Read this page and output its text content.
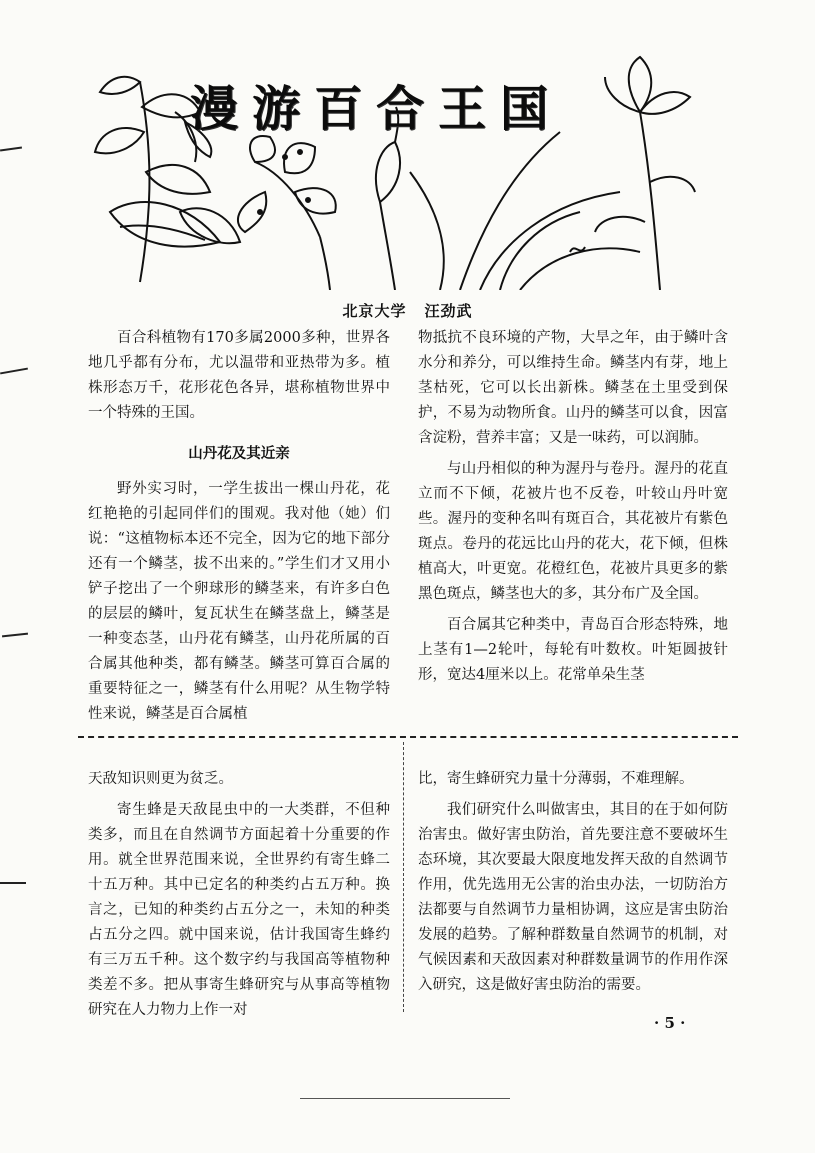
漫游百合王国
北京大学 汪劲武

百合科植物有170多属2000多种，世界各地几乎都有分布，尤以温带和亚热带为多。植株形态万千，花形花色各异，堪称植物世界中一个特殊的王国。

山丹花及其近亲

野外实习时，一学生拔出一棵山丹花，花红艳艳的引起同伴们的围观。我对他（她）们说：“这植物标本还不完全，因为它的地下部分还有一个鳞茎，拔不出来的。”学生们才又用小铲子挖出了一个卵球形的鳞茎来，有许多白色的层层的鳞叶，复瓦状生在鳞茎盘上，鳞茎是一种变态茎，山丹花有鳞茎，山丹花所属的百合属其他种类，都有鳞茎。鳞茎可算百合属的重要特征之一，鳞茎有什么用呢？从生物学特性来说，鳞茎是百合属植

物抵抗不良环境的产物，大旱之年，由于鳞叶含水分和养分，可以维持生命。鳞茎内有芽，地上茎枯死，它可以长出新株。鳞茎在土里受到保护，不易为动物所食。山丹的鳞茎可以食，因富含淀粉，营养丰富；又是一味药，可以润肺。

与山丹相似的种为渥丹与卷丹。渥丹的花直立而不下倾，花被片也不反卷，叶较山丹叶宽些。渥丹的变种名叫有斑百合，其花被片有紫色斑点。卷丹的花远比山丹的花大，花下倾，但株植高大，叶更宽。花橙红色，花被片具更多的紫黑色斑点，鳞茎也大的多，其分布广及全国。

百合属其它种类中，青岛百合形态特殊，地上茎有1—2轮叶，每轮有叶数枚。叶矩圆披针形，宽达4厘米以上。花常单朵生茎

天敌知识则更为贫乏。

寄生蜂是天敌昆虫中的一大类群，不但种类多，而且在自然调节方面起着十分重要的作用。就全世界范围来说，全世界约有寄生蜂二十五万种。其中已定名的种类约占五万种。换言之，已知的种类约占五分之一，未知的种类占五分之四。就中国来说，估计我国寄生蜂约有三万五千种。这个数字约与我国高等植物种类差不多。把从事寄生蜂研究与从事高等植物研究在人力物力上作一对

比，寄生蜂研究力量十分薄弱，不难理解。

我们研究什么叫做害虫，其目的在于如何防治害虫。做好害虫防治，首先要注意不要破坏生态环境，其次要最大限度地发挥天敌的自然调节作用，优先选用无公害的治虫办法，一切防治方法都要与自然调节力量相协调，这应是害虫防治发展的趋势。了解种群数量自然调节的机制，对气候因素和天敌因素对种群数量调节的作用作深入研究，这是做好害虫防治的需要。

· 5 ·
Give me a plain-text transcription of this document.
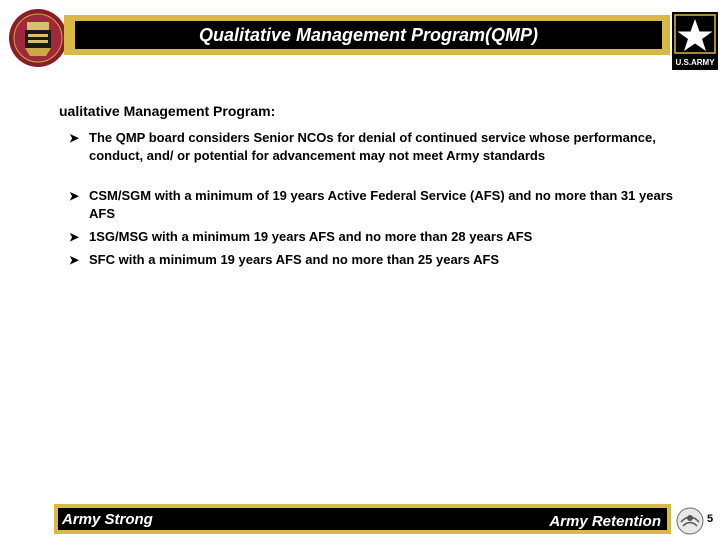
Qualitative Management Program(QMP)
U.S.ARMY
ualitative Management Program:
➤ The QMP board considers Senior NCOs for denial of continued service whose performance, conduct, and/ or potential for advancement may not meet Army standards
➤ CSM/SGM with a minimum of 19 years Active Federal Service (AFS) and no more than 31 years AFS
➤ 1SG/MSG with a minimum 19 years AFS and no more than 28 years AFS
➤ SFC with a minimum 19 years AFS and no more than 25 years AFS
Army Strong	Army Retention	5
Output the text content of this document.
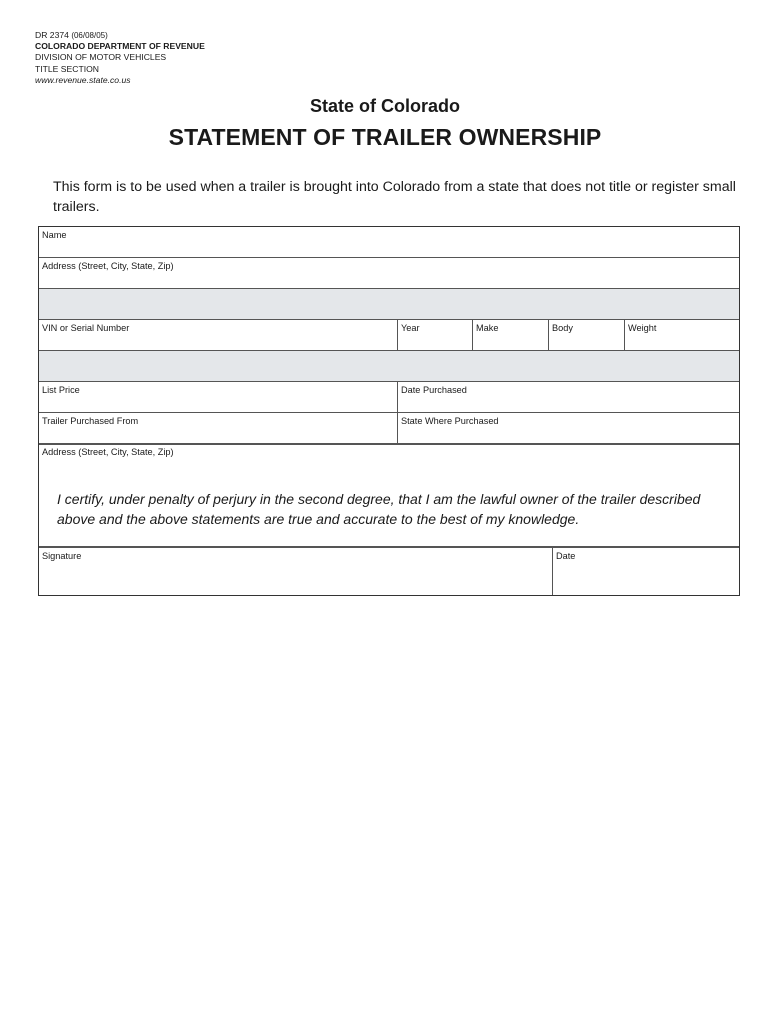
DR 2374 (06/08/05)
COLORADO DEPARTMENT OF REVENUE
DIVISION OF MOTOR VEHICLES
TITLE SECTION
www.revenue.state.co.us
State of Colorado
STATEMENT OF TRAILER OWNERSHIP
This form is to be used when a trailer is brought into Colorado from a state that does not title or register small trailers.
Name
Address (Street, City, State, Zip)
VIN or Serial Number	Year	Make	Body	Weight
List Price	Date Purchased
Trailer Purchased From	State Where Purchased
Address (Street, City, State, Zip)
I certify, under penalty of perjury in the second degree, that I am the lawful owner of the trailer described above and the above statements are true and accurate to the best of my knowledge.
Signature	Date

## Exercise goal
Repeat each record exactly, with the pictures left out.

## Worked answer
Read this page and output its text content.
漫游百合王国
北京大学 汪劲武

百合科植物有170多属2000多种，世界各地几乎都有分布，尤以温带和亚热带为多。植株形态万千，花形花色各异，堪称植物世界中一个特殊的王国。

山丹花及其近亲

野外实习时，一学生拔出一棵山丹花，花红艳艳的引起同伴们的围观。我对他（她）们说：“这植物标本还不完全，因为它的地下部分还有一个鳞茎，拔不出来的。”学生们才又用小铲子挖出了一个卵球形的鳞茎来，有许多白色的层层的鳞叶，复瓦状生在鳞茎盘上，鳞茎是一种变态茎，山丹花有鳞茎，山丹花所属的百合属其他种类，都有鳞茎。鳞茎可算百合属的重要特征之一，鳞茎有什么用呢？从生物学特性来说，鳞茎是百合属植

物抵抗不良环境的产物，大旱之年，由于鳞叶含水分和养分，可以维持生命。鳞茎内有芽，地上茎枯死，它可以长出新株。鳞茎在土里受到保护，不易为动物所食。山丹的鳞茎可以食，因富含淀粉，营养丰富；又是一味药，可以润肺。

与山丹相似的种为渥丹与卷丹。渥丹的花直立而不下倾，花被片也不反卷，叶较山丹叶宽些。渥丹的变种名叫有斑百合，其花被片有紫色斑点。卷丹的花远比山丹的花大，花下倾，但株植高大，叶更宽。花橙红色，花被片具更多的紫黑色斑点，鳞茎也大的多，其分布广及全国。

百合属其它种类中，青岛百合形态特殊，地上茎有1—2轮叶，每轮有叶数枚。叶矩圆披针形，宽达4厘米以上。花常单朵生茎

天敌知识则更为贫乏。

寄生蜂是天敌昆虫中的一大类群，不但种类多，而且在自然调节方面起着十分重要的作用。就全世界范围来说，全世界约有寄生蜂二十五万种。其中已定名的种类约占五万种。换言之，已知的种类约占五分之一，未知的种类占五分之四。就中国来说，估计我国寄生蜂约有三万五千种。这个数字约与我国高等植物种类差不多。把从事寄生蜂研究与从事高等植物研究在人力物力上作一对

比，寄生蜂研究力量十分薄弱，不难理解。

我们研究什么叫做害虫，其目的在于如何防治害虫。做好害虫防治，首先要注意不要破坏生态环境，其次要最大限度地发挥天敌的自然调节作用，优先选用无公害的治虫办法，一切防治方法都要与自然调节力量相协调，这应是害虫防治发展的趋势。了解种群数量自然调节的机制，对气候因素和天敌因素对种群数量调节的作用作深入研究，这是做好害虫防治的需要。

· 5 ·
Give me a plain-text transcription of this document.
Qualitative Management Program(QMP)
U.S.ARMY
ualitative Management Program:
➤ The QMP board considers Senior NCOs for denial of continued service whose performance, conduct, and/ or potential for advancement may not meet Army standards
➤ CSM/SGM with a minimum of 19 years Active Federal Service (AFS) and no more than 31 years AFS
➤ 1SG/MSG with a minimum 19 years AFS and no more than 28 years AFS
➤ SFC with a minimum 19 years AFS and no more than 25 years AFS
Army Strong	Army Retention	5
Output the text content of this document.
DR 2374 (06/08/05)
COLORADO DEPARTMENT OF REVENUE
DIVISION OF MOTOR VEHICLES
TITLE SECTION
www.revenue.state.co.us
State of Colorado
STATEMENT OF TRAILER OWNERSHIP
This form is to be used when a trailer is brought into Colorado from a state that does not title or register small trailers.
Name
Address (Street, City, State, Zip)
VIN or Serial Number	Year	Make	Body	Weight
List Price	Date Purchased
Trailer Purchased From	State Where Purchased
Address (Street, City, State, Zip)
I certify, under penalty of perjury in the second degree, that I am the lawful owner of the trailer described above and the above statements are true and accurate to the best of my knowledge.
Signature	Date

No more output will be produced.